● **Goal**: Pick out each line containing the string "Residuals".

● **Data lines**:
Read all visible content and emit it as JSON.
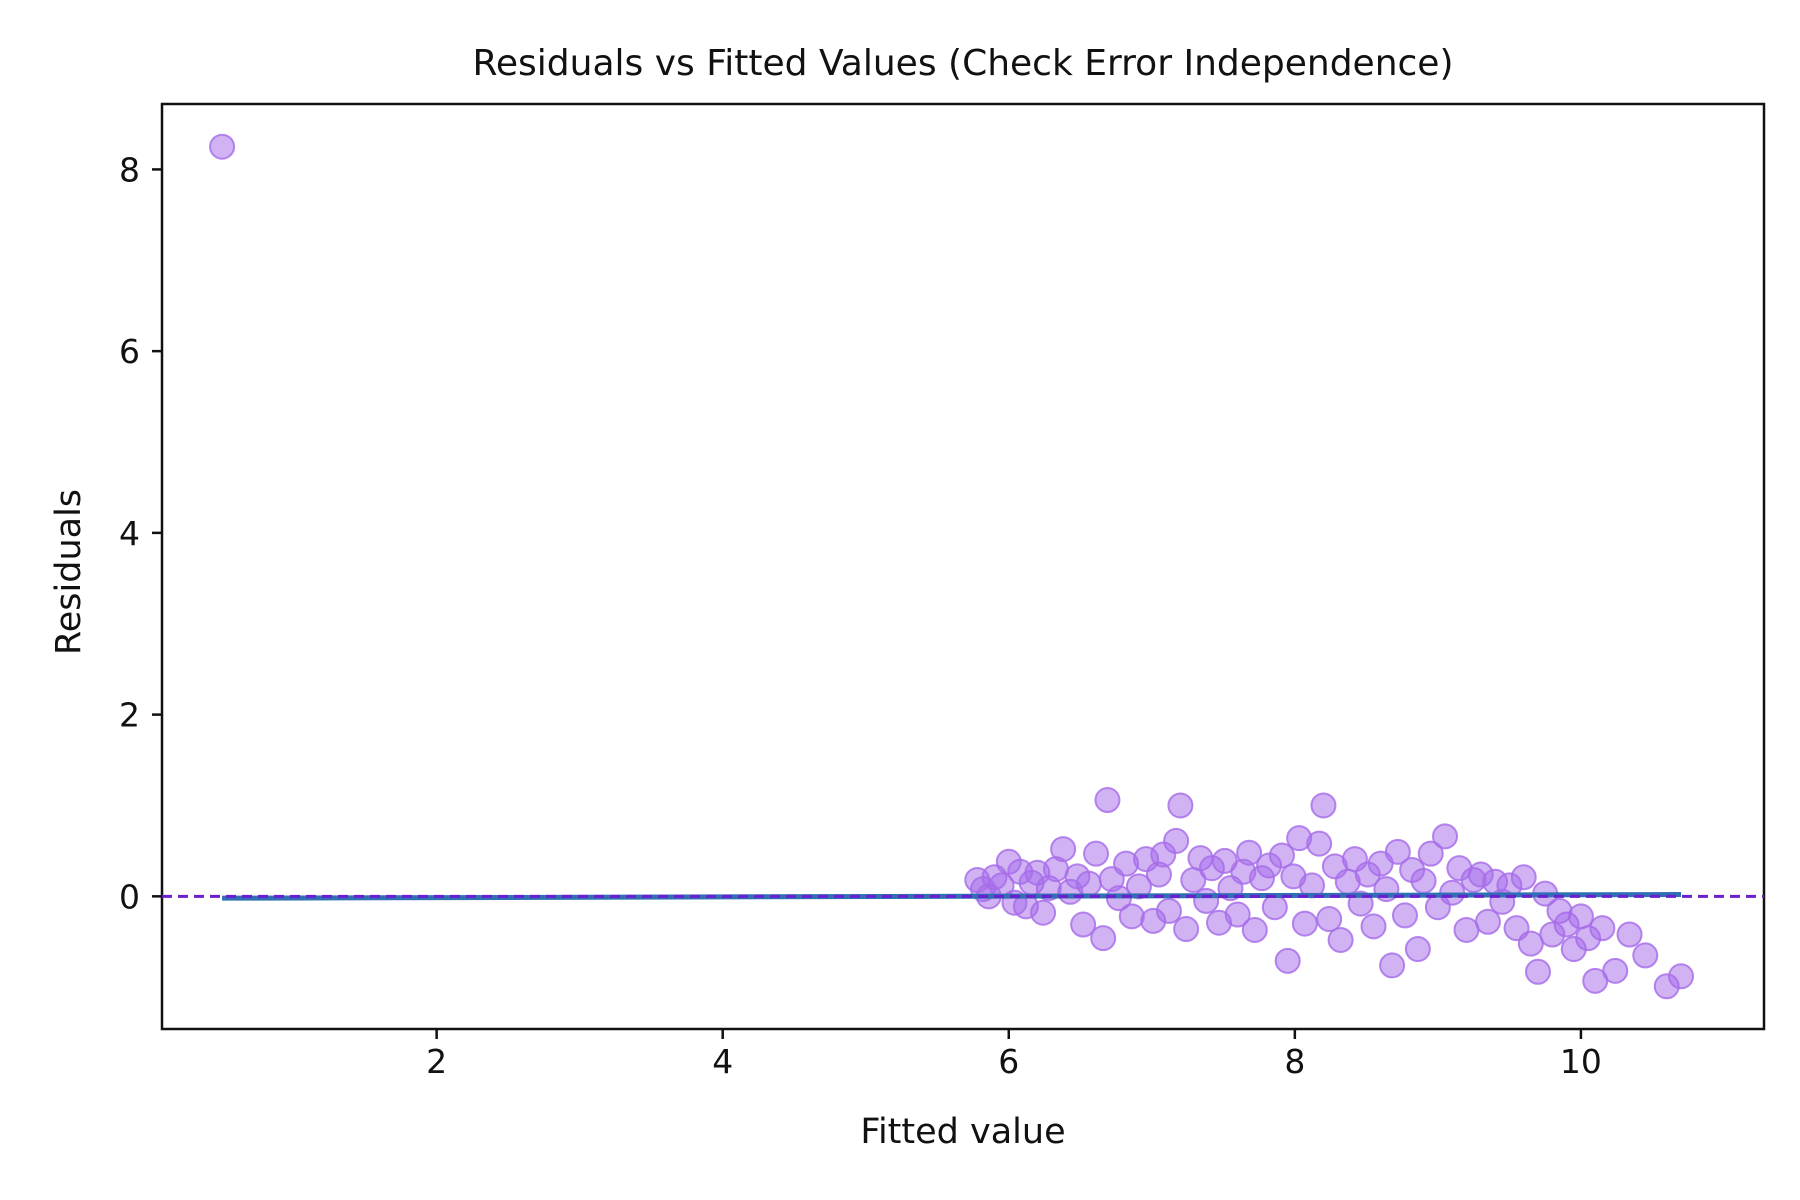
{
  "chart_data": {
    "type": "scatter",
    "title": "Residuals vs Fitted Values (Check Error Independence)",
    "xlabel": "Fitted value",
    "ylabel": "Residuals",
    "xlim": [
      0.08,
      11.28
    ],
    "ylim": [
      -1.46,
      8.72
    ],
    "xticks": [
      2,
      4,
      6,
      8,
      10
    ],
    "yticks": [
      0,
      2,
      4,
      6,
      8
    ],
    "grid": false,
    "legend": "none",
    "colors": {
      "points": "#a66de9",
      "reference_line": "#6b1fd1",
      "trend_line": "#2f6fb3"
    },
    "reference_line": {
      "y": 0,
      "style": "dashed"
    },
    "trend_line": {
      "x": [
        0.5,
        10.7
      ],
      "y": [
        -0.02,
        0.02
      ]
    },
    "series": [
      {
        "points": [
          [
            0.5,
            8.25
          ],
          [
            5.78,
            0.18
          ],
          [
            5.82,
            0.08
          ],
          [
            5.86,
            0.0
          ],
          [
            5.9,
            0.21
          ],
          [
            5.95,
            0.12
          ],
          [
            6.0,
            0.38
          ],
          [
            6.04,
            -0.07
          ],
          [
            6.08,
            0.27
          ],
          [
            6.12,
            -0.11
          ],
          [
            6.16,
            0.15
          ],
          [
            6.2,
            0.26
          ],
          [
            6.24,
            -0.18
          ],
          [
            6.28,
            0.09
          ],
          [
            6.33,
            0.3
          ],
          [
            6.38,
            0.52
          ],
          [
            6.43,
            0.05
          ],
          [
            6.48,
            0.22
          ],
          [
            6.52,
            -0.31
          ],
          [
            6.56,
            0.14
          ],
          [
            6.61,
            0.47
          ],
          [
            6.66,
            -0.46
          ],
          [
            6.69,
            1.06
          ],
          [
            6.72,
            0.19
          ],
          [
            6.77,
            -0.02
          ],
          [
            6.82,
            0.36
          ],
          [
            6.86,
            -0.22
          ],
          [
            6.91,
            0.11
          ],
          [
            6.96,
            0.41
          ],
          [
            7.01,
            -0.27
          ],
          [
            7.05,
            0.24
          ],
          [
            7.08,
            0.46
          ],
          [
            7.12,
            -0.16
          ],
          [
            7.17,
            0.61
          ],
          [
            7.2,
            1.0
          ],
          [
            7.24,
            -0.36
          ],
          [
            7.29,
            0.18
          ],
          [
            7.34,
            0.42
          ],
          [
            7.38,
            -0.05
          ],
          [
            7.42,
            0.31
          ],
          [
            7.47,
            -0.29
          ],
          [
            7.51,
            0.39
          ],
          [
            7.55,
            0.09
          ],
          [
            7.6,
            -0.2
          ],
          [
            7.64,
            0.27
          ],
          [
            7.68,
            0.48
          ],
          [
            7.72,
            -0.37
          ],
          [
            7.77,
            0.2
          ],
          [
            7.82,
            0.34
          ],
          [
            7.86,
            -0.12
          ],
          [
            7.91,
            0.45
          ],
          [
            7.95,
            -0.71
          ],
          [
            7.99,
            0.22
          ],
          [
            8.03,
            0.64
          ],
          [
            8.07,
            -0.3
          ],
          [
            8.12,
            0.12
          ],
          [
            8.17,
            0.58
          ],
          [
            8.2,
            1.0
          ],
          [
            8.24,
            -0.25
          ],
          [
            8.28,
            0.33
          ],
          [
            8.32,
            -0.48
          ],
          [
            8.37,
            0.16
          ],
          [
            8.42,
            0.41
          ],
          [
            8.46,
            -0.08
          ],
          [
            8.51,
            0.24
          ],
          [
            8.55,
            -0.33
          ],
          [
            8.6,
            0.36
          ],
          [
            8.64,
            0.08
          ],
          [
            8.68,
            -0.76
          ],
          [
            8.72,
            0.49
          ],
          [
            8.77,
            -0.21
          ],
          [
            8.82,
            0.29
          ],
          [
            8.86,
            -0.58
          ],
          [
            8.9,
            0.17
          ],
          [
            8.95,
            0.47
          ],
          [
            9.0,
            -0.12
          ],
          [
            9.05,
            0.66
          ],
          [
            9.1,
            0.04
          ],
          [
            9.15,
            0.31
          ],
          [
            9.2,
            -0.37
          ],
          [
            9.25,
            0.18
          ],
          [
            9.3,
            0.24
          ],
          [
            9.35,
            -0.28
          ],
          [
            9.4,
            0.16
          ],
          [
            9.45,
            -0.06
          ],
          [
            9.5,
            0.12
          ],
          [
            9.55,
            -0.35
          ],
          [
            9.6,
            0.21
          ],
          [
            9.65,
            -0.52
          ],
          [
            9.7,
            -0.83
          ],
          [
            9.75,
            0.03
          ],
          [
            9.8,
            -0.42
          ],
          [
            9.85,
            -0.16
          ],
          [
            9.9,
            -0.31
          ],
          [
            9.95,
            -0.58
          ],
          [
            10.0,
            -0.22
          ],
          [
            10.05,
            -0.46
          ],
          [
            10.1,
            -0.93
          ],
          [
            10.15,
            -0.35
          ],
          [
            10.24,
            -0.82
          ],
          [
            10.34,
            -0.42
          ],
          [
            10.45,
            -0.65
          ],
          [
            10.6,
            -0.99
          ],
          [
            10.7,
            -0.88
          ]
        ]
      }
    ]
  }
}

● **Correct output**:
    "title": "Residuals vs Fitted Values (Check Error Independence)",
    "ylabel": "Residuals",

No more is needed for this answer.